> _ÍTEMS PROPORCIONADOS_:
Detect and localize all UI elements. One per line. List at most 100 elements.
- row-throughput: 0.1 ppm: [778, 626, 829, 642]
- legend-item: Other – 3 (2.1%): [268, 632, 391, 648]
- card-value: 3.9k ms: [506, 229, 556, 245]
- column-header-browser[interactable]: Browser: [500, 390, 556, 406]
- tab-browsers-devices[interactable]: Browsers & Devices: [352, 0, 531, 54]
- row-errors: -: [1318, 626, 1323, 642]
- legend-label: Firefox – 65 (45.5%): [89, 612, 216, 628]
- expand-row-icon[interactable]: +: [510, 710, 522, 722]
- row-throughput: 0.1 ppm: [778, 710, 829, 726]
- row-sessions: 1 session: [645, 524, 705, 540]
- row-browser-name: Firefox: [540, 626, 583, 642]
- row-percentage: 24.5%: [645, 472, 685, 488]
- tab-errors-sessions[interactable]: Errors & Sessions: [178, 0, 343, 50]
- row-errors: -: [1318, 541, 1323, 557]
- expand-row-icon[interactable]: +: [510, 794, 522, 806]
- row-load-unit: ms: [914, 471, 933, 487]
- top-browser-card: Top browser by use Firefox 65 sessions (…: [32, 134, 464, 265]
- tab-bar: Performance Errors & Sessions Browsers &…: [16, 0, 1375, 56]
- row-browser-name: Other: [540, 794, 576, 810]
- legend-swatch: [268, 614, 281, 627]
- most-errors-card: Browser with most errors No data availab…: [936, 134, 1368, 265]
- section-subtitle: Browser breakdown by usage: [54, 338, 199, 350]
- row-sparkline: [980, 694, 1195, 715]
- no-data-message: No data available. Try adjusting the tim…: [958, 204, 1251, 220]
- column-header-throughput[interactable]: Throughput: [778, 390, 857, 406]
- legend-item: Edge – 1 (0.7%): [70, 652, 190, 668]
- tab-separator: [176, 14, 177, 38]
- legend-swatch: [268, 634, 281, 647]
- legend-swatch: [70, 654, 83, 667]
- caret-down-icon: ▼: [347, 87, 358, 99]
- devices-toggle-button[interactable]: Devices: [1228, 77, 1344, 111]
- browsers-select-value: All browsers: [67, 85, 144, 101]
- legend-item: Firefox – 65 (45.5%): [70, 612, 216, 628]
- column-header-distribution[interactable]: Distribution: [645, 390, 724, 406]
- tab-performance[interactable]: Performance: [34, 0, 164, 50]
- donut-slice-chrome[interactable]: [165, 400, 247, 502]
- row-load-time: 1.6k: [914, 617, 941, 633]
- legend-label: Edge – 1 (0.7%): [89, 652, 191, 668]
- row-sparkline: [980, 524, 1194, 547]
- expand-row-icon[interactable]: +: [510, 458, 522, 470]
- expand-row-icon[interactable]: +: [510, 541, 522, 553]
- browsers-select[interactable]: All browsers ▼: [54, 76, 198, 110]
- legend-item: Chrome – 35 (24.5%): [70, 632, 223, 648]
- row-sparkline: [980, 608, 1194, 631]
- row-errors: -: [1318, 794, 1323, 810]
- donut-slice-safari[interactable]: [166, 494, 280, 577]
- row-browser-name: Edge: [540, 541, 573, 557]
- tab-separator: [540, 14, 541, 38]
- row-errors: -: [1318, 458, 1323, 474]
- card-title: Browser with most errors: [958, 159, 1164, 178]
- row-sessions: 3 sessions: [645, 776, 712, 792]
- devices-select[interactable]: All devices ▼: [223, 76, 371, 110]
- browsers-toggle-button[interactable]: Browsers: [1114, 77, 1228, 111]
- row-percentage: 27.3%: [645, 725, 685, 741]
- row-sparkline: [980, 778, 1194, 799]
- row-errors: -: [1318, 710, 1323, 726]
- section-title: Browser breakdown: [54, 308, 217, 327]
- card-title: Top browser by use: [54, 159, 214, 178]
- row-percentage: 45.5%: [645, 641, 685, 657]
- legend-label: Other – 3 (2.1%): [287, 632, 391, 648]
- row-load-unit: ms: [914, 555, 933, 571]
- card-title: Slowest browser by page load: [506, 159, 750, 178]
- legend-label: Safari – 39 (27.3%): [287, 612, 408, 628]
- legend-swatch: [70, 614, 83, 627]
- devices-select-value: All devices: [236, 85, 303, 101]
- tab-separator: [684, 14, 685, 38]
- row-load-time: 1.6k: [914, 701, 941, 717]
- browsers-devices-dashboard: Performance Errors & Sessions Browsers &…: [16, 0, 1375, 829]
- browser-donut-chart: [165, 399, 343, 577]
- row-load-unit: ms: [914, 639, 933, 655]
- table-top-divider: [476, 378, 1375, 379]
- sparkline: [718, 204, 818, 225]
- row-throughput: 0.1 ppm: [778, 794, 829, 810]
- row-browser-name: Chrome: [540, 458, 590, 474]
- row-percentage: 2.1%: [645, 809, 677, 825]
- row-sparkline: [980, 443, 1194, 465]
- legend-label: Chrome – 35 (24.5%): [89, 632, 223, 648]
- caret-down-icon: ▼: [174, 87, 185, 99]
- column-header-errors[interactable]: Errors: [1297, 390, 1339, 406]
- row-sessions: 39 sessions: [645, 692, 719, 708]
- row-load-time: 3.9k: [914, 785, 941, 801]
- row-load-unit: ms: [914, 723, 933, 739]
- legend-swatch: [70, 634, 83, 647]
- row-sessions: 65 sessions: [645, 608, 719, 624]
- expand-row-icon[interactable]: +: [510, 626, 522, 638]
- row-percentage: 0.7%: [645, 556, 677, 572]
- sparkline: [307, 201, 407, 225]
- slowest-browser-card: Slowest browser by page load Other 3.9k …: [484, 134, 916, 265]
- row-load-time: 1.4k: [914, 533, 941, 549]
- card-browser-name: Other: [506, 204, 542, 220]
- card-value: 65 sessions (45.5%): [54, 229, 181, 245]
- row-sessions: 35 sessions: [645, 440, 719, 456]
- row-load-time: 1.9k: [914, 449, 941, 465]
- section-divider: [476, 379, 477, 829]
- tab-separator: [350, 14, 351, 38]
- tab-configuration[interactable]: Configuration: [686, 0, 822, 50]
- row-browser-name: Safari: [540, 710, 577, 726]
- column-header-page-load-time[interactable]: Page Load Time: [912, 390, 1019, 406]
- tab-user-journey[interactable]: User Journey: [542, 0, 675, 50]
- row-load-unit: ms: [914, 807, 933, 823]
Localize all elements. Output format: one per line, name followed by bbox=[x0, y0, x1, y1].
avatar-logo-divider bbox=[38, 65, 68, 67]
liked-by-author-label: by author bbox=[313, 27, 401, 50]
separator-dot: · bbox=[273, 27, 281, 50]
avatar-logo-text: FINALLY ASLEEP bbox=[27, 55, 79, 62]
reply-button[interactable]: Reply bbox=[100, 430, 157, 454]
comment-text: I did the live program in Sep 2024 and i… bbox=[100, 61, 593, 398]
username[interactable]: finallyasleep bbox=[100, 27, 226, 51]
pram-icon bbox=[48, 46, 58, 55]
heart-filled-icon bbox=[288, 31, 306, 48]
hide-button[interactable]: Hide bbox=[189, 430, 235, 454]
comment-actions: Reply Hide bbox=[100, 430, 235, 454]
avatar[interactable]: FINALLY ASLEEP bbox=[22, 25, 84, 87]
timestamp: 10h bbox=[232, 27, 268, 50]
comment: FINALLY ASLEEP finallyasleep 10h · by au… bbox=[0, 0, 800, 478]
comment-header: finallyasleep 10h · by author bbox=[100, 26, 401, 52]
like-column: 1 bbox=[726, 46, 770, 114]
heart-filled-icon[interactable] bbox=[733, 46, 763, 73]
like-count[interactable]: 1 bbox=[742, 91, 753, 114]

> _POR HACER_:
Pasa todas las líneas de los ítems a una tabla Markdown con las columnas «N.º», que lleva el número de fila, y «Línea», que lleva la línea. Omite las líneas en blanco.

> _RESULTADO_:
| N.º | Línea |
|---|---|
| 1 | Detect and localize all UI elements. One per line. List at most 100 elements. |
| 2 | - row-throughput: 0.1 ppm: [778, 626, 829, 642] |
| 3 | - legend-item: Other – 3 (2.1%): [268, 632, 391, 648] |
| 4 | - card-value: 3.9k ms: [506, 229, 556, 245] |
| 5 | - column-header-browser[interactable]: Browser: [500, 390, 556, 406] |
| 6 | - tab-browsers-devices[interactable]: Browsers & Devices: [352, 0, 531, 54] |
| 7 | - row-errors: -: [1318, 626, 1323, 642] |
| 8 | - legend-label: Firefox – 65 (45.5%): [89, 612, 216, 628] |
| 9 | - expand-row-icon[interactable]: +: [510, 710, 522, 722] |
| 10 | - row-throughput: 0.1 ppm: [778, 710, 829, 726] |
| 11 | - row-sessions: 1 session: [645, 524, 705, 540] |
| 12 | - row-browser-name: Firefox: [540, 626, 583, 642] |
| 13 | - row-percentage: 24.5%: [645, 472, 685, 488] |
| 14 | - tab-errors-sessions[interactable]: Errors & Sessions: [178, 0, 343, 50] |
| 15 | - row-errors: -: [1318, 541, 1323, 557] |
| 16 | - expand-row-icon[interactable]: +: [510, 794, 522, 806] |
| 17 | - row-load-unit: ms: [914, 471, 933, 487] |
| 18 | - top-browser-card: Top browser by use Firefox 65 sessions (…: [32, 134, 464, 265] |
| 19 | - tab-bar: Performance Errors & Sessions Browsers &…: [16, 0, 1375, 56] |
| 20 | - row-browser-name: Other: [540, 794, 576, 810] |
| 21 | - legend-swatch: [268, 614, 281, 627] |
| 22 | - most-errors-card: Browser with most errors No data availab…: [936, 134, 1368, 265] |
| 23 | - section-subtitle: Browser breakdown by usage: [54, 338, 199, 350] |
| 24 | - row-sparkline: [980, 694, 1195, 715] |
| 25 | - no-data-message: No data available. Try adjusting the tim…: [958, 204, 1251, 220] |
| 26 | - column-header-throughput[interactable]: Throughput: [778, 390, 857, 406] |
| 27 | - legend-item: Edge – 1 (0.7%): [70, 652, 190, 668] |
| 28 | - tab-separator: [176, 14, 177, 38] |
| 29 | - legend-swatch: [268, 634, 281, 647] |
| 30 | - legend-swatch: [70, 654, 83, 667] |
| 31 | - caret-down-icon: ▼: [347, 87, 358, 99] |
| 32 | - devices-toggle-button[interactable]: Devices: [1228, 77, 1344, 111] |
| 33 | - browsers-select-value: All browsers: [67, 85, 144, 101] |
| 34 | - legend-item: Firefox – 65 (45.5%): [70, 612, 216, 628] |
| 35 | - column-header-distribution[interactable]: Distribution: [645, 390, 724, 406] |
| 36 | - tab-performance[interactable]: Performance: [34, 0, 164, 50] |
| 37 | - donut-slice-chrome[interactable]: [165, 400, 247, 502] |
| 38 | - row-load-time: 1.6k: [914, 617, 941, 633] |
| 39 | - legend-label: Edge – 1 (0.7%): [89, 652, 191, 668] |
| 40 | - row-sparkline: [980, 524, 1194, 547] |
| 41 | - expand-row-icon[interactable]: +: [510, 458, 522, 470] |
| 42 | - expand-row-icon[interactable]: +: [510, 541, 522, 553] |
| 43 | - browsers-select[interactable]: All browsers ▼: [54, 76, 198, 110] |
| 44 | - legend-item: Chrome – 35 (24.5%): [70, 632, 223, 648] |
| 45 | - row-sparkline: [980, 608, 1194, 631] |
| 46 | - row-errors: -: [1318, 794, 1323, 810] |
| 47 | - donut-slice-safari[interactable]: [166, 494, 280, 577] |
| 48 | - row-browser-name: Edge: [540, 541, 573, 557] |
| 49 | - tab-separator: [540, 14, 541, 38] |
| 50 | - row-errors: -: [1318, 458, 1323, 474] |
| 51 | - card-title: Browser with most errors: [958, 159, 1164, 178] |
| 52 | - row-sessions: 3 sessions: [645, 776, 712, 792] |
| 53 | - devices-select[interactable]: All devices ▼: [223, 76, 371, 110] |
| 54 | - browsers-toggle-button[interactable]: Browsers: [1114, 77, 1228, 111] |
| 55 | - row-percentage: 27.3%: [645, 725, 685, 741] |
| 56 | - row-sparkline: [980, 778, 1194, 799] |
| 57 | - row-errors: -: [1318, 710, 1323, 726] |
| 58 | - section-title: Browser breakdown: [54, 308, 217, 327] |
| 59 | - card-title: Top browser by use: [54, 159, 214, 178] |
| 60 | - row-percentage: 45.5%: [645, 641, 685, 657] |
| 61 | - legend-label: Other – 3 (2.1%): [287, 632, 391, 648] |
| 62 | - row-load-unit: ms: [914, 555, 933, 571] |
| 63 | - card-title: Slowest browser by page load: [506, 159, 750, 178] |
| 64 | - legend-label: Safari – 39 (27.3%): [287, 612, 408, 628] |
| 65 | - legend-swatch: [70, 614, 83, 627] |
| 66 | - devices-select-value: All devices: [236, 85, 303, 101] |
| 67 | - tab-separator: [684, 14, 685, 38] |
| 68 | - row-load-time: 1.6k: [914, 701, 941, 717] |
| 69 | - browsers-devices-dashboard: Performance Errors & Sessions Browsers &…: [16, 0, 1375, 829] |
| 70 | - browser-donut-chart: [165, 399, 343, 577] |
| 71 | - row-load-unit: ms: [914, 639, 933, 655] |
| 72 | - table-top-divider: [476, 378, 1375, 379] |
| 73 | - sparkline: [718, 204, 818, 225] |
| 74 | - row-throughput: 0.1 ppm: [778, 794, 829, 810] |
| 75 | - row-browser-name: Chrome: [540, 458, 590, 474] |
| 76 | - row-percentage: 2.1%: [645, 809, 677, 825] |
| 77 | - row-sparkline: [980, 443, 1194, 465] |
| 78 | - legend-label: Chrome – 35 (24.5%): [89, 632, 223, 648] |
| 79 | - caret-down-icon: ▼: [174, 87, 185, 99] |
| 80 | - column-header-errors[interactable]: Errors: [1297, 390, 1339, 406] |
| 81 | - row-sessions: 39 sessions: [645, 692, 719, 708] |
| 82 | - row-load-time: 3.9k: [914, 785, 941, 801] |
| 83 | - row-load-unit: ms: [914, 723, 933, 739] |
| 84 | - legend-swatch: [70, 634, 83, 647] |
| 85 | - row-sessions: 65 sessions: [645, 608, 719, 624] |
| 86 | - expand-row-icon[interactable]: +: [510, 626, 522, 638] |
| 87 | - row-percentage: 0.7%: [645, 556, 677, 572] |
| 88 | - sparkline: [307, 201, 407, 225] |
| 89 | - slowest-browser-card: Slowest browser by page load Other 3.9k …: [484, 134, 916, 265] |
| 90 | - row-load-time: 1.4k: [914, 533, 941, 549] |
| 91 | - card-browser-name: Other: [506, 204, 542, 220] |
| 92 | - card-value: 65 sessions (45.5%): [54, 229, 181, 245] |
| 93 | - row-sessions: 35 sessions: [645, 440, 719, 456] |
| 94 | - row-load-time: 1.9k: [914, 449, 941, 465] |
| 95 | - section-divider: [476, 379, 477, 829] |
| 96 | - tab-separator: [350, 14, 351, 38] |
| 97 | - tab-configuration[interactable]: Configuration: [686, 0, 822, 50] |
| 98 | - row-browser-name: Safari: [540, 710, 577, 726] |
| 99 | - column-header-page-load-time[interactable]: Page Load Time: [912, 390, 1019, 406] |
| 100 | - tab-user-journey[interactable]: User Journey: [542, 0, 675, 50] |
| 101 | - row-load-unit: ms: [914, 807, 933, 823] |
| 102 | Localize all elements. Output format: one per line, name followed by bbox=[x0, y0, x1, y1]. |
| 103 | avatar-logo-divider bbox=[38, 65, 68, 67] |
| 104 | liked-by-author-label: by author bbox=[313, 27, 401, 50] |
| 105 | separator-dot: · bbox=[273, 27, 281, 50] |
| 106 | avatar-logo-text: FINALLY ASLEEP bbox=[27, 55, 79, 62] |
| 107 | reply-button[interactable]: Reply bbox=[100, 430, 157, 454] |
| 108 | comment-text: I did the live program in Sep 2024 and i… bbox=[100, 61, 593, 398] |
| 109 | username[interactable]: finallyasleep bbox=[100, 27, 226, 51] |
| 110 | pram-icon bbox=[48, 46, 58, 55] |
| 111 | heart-filled-icon bbox=[288, 31, 306, 48] |
| 112 | hide-button[interactable]: Hide bbox=[189, 430, 235, 454] |
| 113 | comment-actions: Reply Hide bbox=[100, 430, 235, 454] |
| 114 | avatar[interactable]: FINALLY ASLEEP bbox=[22, 25, 84, 87] |
| 115 | timestamp: 10h bbox=[232, 27, 268, 50] |
| 116 | comment: FINALLY ASLEEP finallyasleep 10h · by au… bbox=[0, 0, 800, 478] |
| 117 | comment-header: finallyasleep 10h · by author bbox=[100, 26, 401, 52] |
| 118 | like-column: 1 bbox=[726, 46, 770, 114] |
| 119 | heart-filled-icon[interactable] bbox=[733, 46, 763, 73] |
| 120 | like-count[interactable]: 1 bbox=[742, 91, 753, 114] |